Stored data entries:
*-*-*
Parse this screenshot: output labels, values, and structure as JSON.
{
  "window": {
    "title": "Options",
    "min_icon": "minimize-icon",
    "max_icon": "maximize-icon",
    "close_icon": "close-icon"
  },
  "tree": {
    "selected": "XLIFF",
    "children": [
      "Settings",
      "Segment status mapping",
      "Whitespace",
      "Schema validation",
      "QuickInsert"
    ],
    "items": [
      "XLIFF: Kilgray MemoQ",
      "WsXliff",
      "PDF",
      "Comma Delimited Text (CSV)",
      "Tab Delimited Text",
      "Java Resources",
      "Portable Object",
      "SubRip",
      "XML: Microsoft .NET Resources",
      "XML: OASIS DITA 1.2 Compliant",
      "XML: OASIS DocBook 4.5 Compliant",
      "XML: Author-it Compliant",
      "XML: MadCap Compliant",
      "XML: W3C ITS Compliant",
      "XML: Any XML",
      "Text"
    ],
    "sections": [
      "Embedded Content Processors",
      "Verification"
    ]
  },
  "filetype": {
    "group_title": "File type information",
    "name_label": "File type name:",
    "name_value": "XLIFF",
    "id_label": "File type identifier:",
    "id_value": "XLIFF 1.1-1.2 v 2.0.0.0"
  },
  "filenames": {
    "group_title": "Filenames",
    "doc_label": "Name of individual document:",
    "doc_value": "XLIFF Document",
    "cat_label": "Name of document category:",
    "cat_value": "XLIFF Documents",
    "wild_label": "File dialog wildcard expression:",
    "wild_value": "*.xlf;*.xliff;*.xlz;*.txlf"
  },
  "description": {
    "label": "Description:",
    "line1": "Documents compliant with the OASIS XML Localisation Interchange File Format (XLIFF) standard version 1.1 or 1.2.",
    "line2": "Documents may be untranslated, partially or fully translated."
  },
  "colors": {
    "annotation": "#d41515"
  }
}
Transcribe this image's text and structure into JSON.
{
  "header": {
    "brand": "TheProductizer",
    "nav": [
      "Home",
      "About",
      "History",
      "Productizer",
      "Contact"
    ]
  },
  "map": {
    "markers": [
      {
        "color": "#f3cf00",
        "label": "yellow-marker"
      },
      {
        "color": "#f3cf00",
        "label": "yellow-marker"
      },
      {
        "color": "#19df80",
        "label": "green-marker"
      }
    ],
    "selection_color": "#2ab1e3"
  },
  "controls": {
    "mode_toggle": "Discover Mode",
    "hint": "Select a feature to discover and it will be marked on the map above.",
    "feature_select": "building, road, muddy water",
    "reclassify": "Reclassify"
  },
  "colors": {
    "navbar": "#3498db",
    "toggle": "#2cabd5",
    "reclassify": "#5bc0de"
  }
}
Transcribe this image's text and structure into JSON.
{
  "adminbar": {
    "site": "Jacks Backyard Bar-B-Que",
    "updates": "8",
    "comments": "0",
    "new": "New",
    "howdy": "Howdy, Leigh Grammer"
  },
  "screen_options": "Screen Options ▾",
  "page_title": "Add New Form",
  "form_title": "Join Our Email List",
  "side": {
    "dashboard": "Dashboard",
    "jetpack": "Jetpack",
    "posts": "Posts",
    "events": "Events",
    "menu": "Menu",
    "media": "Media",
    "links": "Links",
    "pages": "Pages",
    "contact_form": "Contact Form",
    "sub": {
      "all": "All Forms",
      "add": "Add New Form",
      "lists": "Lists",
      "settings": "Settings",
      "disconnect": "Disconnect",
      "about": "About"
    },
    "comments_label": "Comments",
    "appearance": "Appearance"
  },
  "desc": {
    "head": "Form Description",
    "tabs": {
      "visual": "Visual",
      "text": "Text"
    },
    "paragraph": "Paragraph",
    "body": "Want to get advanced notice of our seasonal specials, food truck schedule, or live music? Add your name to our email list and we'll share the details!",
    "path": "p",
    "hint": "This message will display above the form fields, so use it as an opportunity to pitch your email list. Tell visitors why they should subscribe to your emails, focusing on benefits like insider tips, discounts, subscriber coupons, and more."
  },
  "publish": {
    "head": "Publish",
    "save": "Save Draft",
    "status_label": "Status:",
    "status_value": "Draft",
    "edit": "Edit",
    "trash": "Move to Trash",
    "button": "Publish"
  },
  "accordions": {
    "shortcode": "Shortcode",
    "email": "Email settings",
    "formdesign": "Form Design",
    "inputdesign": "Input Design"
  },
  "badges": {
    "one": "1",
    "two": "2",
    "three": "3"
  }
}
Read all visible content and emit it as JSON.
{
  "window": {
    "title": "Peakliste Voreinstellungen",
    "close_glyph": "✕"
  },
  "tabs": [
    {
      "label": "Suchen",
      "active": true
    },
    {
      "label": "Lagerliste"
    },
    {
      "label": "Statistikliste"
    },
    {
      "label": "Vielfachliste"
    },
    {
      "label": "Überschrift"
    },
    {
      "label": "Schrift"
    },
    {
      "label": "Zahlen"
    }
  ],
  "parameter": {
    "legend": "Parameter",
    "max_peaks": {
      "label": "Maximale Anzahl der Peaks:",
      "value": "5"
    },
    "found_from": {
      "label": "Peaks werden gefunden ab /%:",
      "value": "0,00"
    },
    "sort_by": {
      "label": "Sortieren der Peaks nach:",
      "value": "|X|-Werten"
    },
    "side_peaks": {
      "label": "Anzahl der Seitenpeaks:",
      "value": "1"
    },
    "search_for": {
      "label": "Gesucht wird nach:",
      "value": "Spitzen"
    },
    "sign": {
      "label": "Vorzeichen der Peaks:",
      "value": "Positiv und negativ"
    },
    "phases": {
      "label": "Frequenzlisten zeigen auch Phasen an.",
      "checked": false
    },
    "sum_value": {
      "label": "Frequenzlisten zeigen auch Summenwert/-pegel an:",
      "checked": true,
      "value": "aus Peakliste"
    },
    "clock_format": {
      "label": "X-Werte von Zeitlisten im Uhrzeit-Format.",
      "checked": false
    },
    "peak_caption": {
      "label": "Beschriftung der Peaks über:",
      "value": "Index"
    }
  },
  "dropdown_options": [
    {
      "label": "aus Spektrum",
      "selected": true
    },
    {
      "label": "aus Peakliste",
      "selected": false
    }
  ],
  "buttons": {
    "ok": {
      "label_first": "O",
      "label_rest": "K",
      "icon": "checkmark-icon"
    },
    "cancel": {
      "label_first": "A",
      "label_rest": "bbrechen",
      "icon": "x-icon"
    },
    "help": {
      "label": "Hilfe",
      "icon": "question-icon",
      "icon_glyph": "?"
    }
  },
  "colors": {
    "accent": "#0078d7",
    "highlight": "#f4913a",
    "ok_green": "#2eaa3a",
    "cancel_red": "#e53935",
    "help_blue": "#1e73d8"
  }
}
*-*-*
| Task goal |
Copy every line of the material, please, keeping it exactly the same.

| Reply |
Parse this screenshot: output labels, values, and structure as JSON.
{
  "window": {
    "title": "Options",
    "min_icon": "minimize-icon",
    "max_icon": "maximize-icon",
    "close_icon": "close-icon"
  },
  "tree": {
    "selected": "XLIFF",
    "children": [
      "Settings",
      "Segment status mapping",
      "Whitespace",
      "Schema validation",
      "QuickInsert"
    ],
    "items": [
      "XLIFF: Kilgray MemoQ",
      "WsXliff",
      "PDF",
      "Comma Delimited Text (CSV)",
      "Tab Delimited Text",
      "Java Resources",
      "Portable Object",
      "SubRip",
      "XML: Microsoft .NET Resources",
      "XML: OASIS DITA 1.2 Compliant",
      "XML: OASIS DocBook 4.5 Compliant",
      "XML: Author-it Compliant",
      "XML: MadCap Compliant",
      "XML: W3C ITS Compliant",
      "XML: Any XML",
      "Text"
    ],
    "sections": [
      "Embedded Content Processors",
      "Verification"
    ]
  },
  "filetype": {
    "group_title": "File type information",
    "name_label": "File type name:",
    "name_value": "XLIFF",
    "id_label": "File type identifier:",
    "id_value": "XLIFF 1.1-1.2 v 2.0.0.0"
  },
  "filenames": {
    "group_title": "Filenames",
    "doc_label": "Name of individual document:",
    "doc_value": "XLIFF Document",
    "cat_label": "Name of document category:",
    "cat_value": "XLIFF Documents",
    "wild_label": "File dialog wildcard expression:",
    "wild_value": "*.xlf;*.xliff;*.xlz;*.txlf"
  },
  "description": {
    "label": "Description:",
    "line1": "Documents compliant with the OASIS XML Localisation Interchange File Format (XLIFF) standard version 1.1 or 1.2.",
    "line2": "Documents may be untranslated, partially or fully translated."
  },
  "colors": {
    "annotation": "#d41515"
  }
}
Transcribe this image's text and structure into JSON.
{
  "header": {
    "brand": "TheProductizer",
    "nav": [
      "Home",
      "About",
      "History",
      "Productizer",
      "Contact"
    ]
  },
  "map": {
    "markers": [
      {
        "color": "#f3cf00",
        "label": "yellow-marker"
      },
      {
        "color": "#f3cf00",
        "label": "yellow-marker"
      },
      {
        "color": "#19df80",
        "label": "green-marker"
      }
    ],
    "selection_color": "#2ab1e3"
  },
  "controls": {
    "mode_toggle": "Discover Mode",
    "hint": "Select a feature to discover and it will be marked on the map above.",
    "feature_select": "building, road, muddy water",
    "reclassify": "Reclassify"
  },
  "colors": {
    "navbar": "#3498db",
    "toggle": "#2cabd5",
    "reclassify": "#5bc0de"
  }
}
Transcribe this image's text and structure into JSON.
{
  "adminbar": {
    "site": "Jacks Backyard Bar-B-Que",
    "updates": "8",
    "comments": "0",
    "new": "New",
    "howdy": "Howdy, Leigh Grammer"
  },
  "screen_options": "Screen Options ▾",
  "page_title": "Add New Form",
  "form_title": "Join Our Email List",
  "side": {
    "dashboard": "Dashboard",
    "jetpack": "Jetpack",
    "posts": "Posts",
    "events": "Events",
    "menu": "Menu",
    "media": "Media",
    "links": "Links",
    "pages": "Pages",
    "contact_form": "Contact Form",
    "sub": {
      "all": "All Forms",
      "add": "Add New Form",
      "lists": "Lists",
      "settings": "Settings",
      "disconnect": "Disconnect",
      "about": "About"
    },
    "comments_label": "Comments",
    "appearance": "Appearance"
  },
  "desc": {
    "head": "Form Description",
    "tabs": {
      "visual": "Visual",
      "text": "Text"
    },
    "paragraph": "Paragraph",
    "body": "Want to get advanced notice of our seasonal specials, food truck schedule, or live music? Add your name to our email list and we'll share the details!",
    "path": "p",
    "hint": "This message will display above the form fields, so use it as an opportunity to pitch your email list. Tell visitors why they should subscribe to your emails, focusing on benefits like insider tips, discounts, subscriber coupons, and more."
  },
  "publish": {
    "head": "Publish",
    "save": "Save Draft",
    "status_label": "Status:",
    "status_value": "Draft",
    "edit": "Edit",
    "trash": "Move to Trash",
    "button": "Publish"
  },
  "accordions": {
    "shortcode": "Shortcode",
    "email": "Email settings",
    "formdesign": "Form Design",
    "inputdesign": "Input Design"
  },
  "badges": {
    "one": "1",
    "two": "2",
    "three": "3"
  }
}
Read all visible content and emit it as JSON.
{
  "window": {
    "title": "Peakliste Voreinstellungen",
    "close_glyph": "✕"
  },
  "tabs": [
    {
      "label": "Suchen",
      "active": true
    },
    {
      "label": "Lagerliste"
    },
    {
      "label": "Statistikliste"
    },
    {
      "label": "Vielfachliste"
    },
    {
      "label": "Überschrift"
    },
    {
      "label": "Schrift"
    },
    {
      "label": "Zahlen"
    }
  ],
  "parameter": {
    "legend": "Parameter",
    "max_peaks": {
      "label": "Maximale Anzahl der Peaks:",
      "value": "5"
    },
    "found_from": {
      "label": "Peaks werden gefunden ab /%:",
      "value": "0,00"
    },
    "sort_by": {
      "label": "Sortieren der Peaks nach:",
      "value": "|X|-Werten"
    },
    "side_peaks": {
      "label": "Anzahl der Seitenpeaks:",
      "value": "1"
    },
    "search_for": {
      "label": "Gesucht wird nach:",
      "value": "Spitzen"
    },
    "sign": {
      "label": "Vorzeichen der Peaks:",
      "value": "Positiv und negativ"
    },
    "phases": {
      "label": "Frequenzlisten zeigen auch Phasen an.",
      "checked": false
    },
    "sum_value": {
      "label": "Frequenzlisten zeigen auch Summenwert/-pegel an:",
      "checked": true,
      "value": "aus Peakliste"
    },
    "clock_format": {
      "label": "X-Werte von Zeitlisten im Uhrzeit-Format.",
      "checked": false
    },
    "peak_caption": {
      "label": "Beschriftung der Peaks über:",
      "value": "Index"
    }
  },
  "dropdown_options": [
    {
      "label": "aus Spektrum",
      "selected": true
    },
    {
      "label": "aus Peakliste",
      "selected": false
    }
  ],
  "buttons": {
    "ok": {
      "label_first": "O",
      "label_rest": "K",
      "icon": "checkmark-icon"
    },
    "cancel": {
      "label_first": "A",
      "label_rest": "bbrechen",
      "icon": "x-icon"
    },
    "help": {
      "label": "Hilfe",
      "icon": "question-icon",
      "icon_glyph": "?"
    }
  },
  "colors": {
    "accent": "#0078d7",
    "highlight": "#f4913a",
    "ok_green": "#2eaa3a",
    "cancel_red": "#e53935",
    "help_blue": "#1e73d8"
  }
}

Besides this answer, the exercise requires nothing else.